● **WHAT THE TASK ASKS**:
Print the material line for line without any change, starting at its first line and stopping after the line that contains "- link-icon[interactable]: [373, 28, 393, 48]".

Layout annotation data:
········

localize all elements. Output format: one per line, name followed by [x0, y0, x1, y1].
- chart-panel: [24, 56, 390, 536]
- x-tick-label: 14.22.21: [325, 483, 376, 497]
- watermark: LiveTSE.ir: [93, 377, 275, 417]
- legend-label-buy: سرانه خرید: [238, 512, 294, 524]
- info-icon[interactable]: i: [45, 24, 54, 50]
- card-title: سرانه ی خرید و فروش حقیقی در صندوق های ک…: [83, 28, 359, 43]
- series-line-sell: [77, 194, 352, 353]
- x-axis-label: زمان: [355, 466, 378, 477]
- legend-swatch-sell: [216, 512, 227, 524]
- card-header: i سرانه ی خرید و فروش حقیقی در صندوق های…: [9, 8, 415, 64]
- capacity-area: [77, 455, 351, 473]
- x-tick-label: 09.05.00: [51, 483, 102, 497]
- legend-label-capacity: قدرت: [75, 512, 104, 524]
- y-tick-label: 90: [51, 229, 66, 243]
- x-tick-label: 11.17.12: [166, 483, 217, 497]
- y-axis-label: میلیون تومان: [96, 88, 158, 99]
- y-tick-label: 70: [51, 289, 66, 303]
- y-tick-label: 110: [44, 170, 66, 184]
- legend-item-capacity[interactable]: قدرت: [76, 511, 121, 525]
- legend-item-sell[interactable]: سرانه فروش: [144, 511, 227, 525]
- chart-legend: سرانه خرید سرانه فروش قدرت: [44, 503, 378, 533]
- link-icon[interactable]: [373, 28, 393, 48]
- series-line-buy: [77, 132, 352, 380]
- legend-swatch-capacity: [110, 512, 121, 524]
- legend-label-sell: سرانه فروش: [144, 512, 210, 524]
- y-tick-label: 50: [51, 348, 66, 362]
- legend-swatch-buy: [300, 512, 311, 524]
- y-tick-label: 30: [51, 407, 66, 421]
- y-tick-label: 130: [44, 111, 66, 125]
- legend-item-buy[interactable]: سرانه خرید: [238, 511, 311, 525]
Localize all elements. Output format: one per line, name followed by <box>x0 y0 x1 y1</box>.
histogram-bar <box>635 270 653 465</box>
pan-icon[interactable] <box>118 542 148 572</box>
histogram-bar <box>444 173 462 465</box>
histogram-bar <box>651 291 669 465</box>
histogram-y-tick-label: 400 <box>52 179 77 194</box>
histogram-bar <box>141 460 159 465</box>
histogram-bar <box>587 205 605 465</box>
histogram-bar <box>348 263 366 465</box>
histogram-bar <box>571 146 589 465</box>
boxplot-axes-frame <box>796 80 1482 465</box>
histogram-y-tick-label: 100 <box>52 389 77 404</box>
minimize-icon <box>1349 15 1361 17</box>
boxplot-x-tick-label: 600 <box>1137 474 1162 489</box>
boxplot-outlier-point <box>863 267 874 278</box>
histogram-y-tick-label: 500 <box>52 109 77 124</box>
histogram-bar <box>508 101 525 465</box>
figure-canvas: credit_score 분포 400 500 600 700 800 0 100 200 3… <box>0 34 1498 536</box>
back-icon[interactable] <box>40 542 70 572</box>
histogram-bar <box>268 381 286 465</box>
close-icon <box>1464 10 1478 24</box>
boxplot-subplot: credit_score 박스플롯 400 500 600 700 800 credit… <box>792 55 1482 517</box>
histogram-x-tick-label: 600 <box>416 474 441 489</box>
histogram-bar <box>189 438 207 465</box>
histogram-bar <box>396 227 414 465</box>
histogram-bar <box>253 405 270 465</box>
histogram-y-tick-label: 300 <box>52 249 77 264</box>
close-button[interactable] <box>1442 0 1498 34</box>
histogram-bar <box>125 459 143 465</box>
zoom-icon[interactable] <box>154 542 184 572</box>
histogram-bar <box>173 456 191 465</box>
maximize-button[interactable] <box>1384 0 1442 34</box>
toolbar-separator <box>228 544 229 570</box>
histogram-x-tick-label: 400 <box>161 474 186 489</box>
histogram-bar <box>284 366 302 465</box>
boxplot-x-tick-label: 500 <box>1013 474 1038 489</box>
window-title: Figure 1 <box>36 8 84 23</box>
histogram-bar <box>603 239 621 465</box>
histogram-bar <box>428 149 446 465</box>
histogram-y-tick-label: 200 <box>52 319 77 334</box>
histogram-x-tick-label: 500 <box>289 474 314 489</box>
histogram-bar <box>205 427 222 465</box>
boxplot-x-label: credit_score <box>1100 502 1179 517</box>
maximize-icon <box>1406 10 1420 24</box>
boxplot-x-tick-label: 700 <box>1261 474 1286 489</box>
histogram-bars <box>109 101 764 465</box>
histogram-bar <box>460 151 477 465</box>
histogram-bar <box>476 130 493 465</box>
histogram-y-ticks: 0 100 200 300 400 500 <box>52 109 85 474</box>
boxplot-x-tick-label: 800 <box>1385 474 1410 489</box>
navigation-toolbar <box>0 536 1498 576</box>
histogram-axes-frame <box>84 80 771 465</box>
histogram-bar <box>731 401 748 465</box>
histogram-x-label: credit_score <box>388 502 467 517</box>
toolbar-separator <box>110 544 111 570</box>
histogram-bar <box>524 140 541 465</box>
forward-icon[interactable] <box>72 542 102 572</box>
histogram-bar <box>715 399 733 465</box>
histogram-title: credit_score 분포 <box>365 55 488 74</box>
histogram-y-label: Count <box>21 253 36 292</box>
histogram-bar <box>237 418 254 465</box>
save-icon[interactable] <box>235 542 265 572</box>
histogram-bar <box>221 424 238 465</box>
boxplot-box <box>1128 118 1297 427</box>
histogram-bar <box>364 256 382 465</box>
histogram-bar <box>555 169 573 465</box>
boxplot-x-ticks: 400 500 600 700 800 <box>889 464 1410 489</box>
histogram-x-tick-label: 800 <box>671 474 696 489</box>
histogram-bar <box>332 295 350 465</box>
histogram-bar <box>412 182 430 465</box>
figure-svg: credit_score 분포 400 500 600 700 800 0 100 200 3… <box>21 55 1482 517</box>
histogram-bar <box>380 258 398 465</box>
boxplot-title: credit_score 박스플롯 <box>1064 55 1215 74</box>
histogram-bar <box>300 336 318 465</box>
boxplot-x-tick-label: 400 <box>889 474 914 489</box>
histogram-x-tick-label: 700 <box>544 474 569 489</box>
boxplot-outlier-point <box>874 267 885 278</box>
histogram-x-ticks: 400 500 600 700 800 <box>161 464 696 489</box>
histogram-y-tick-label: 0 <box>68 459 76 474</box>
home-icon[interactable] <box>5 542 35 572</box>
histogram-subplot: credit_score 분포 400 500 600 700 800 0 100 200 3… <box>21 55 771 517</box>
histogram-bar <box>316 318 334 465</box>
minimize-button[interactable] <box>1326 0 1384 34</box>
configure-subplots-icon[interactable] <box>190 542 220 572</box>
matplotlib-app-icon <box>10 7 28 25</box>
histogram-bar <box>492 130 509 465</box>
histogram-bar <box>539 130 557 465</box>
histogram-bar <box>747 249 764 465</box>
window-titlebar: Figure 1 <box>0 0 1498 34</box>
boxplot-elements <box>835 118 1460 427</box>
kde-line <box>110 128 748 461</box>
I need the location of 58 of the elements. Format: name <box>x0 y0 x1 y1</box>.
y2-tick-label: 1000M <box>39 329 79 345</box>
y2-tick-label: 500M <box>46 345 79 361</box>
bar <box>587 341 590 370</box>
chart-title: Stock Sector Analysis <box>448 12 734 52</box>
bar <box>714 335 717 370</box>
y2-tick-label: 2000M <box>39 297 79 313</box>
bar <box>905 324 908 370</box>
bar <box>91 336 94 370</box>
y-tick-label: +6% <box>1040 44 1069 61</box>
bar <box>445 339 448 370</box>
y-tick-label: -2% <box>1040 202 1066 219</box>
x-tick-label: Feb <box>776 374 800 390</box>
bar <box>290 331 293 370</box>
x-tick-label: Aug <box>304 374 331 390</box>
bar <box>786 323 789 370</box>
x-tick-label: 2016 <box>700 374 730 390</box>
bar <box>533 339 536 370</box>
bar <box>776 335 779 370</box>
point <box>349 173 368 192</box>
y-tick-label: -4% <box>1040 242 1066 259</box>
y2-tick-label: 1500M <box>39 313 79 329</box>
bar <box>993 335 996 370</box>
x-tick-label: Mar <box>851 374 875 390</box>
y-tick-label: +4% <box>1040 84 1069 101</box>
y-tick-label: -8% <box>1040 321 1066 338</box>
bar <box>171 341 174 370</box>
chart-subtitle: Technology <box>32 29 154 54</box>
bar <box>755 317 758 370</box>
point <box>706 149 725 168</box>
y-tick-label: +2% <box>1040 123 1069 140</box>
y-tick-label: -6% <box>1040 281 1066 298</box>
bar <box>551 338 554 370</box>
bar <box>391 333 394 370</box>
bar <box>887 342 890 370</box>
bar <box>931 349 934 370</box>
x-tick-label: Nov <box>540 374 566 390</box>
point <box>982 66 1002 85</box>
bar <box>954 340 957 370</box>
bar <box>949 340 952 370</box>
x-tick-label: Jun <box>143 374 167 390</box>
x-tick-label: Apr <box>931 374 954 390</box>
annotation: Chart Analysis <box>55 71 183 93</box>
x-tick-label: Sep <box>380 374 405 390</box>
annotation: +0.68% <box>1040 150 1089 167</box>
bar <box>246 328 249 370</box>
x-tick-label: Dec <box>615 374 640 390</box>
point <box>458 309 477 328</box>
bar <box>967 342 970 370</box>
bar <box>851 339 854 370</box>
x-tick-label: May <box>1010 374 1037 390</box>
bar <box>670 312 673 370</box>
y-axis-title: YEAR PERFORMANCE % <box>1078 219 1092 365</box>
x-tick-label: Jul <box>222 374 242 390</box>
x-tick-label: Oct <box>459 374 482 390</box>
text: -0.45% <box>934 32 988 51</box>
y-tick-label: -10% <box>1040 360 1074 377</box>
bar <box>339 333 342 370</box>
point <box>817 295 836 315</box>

········

● **RESULT**:
localize all elements. Output format: one per line, name followed by [x0, y0, x1, y1].
- chart-panel: [24, 56, 390, 536]
- x-tick-label: 14.22.21: [325, 483, 376, 497]
- watermark: LiveTSE.ir: [93, 377, 275, 417]
- legend-label-buy: سرانه خرید: [238, 512, 294, 524]
- info-icon[interactable]: i: [45, 24, 54, 50]
- card-title: سرانه ی خرید و فروش حقیقی در صندوق های ک…: [83, 28, 359, 43]
- series-line-sell: [77, 194, 352, 353]
- x-axis-label: زمان: [355, 466, 378, 477]
- legend-swatch-sell: [216, 512, 227, 524]
- card-header: i سرانه ی خرید و فروش حقیقی در صندوق های…: [9, 8, 415, 64]
- capacity-area: [77, 455, 351, 473]
- x-tick-label: 09.05.00: [51, 483, 102, 497]
- legend-label-capacity: قدرت: [75, 512, 104, 524]
- y-tick-label: 90: [51, 229, 66, 243]
- x-tick-label: 11.17.12: [166, 483, 217, 497]
- y-axis-label: میلیون تومان: [96, 88, 158, 99]
- y-tick-label: 70: [51, 289, 66, 303]
- y-tick-label: 110: [44, 170, 66, 184]
- legend-item-capacity[interactable]: قدرت: [76, 511, 121, 525]
- legend-item-sell[interactable]: سرانه فروش: [144, 511, 227, 525]
- chart-legend: سرانه خرید سرانه فروش قدرت: [44, 503, 378, 533]
- link-icon[interactable]: [373, 28, 393, 48]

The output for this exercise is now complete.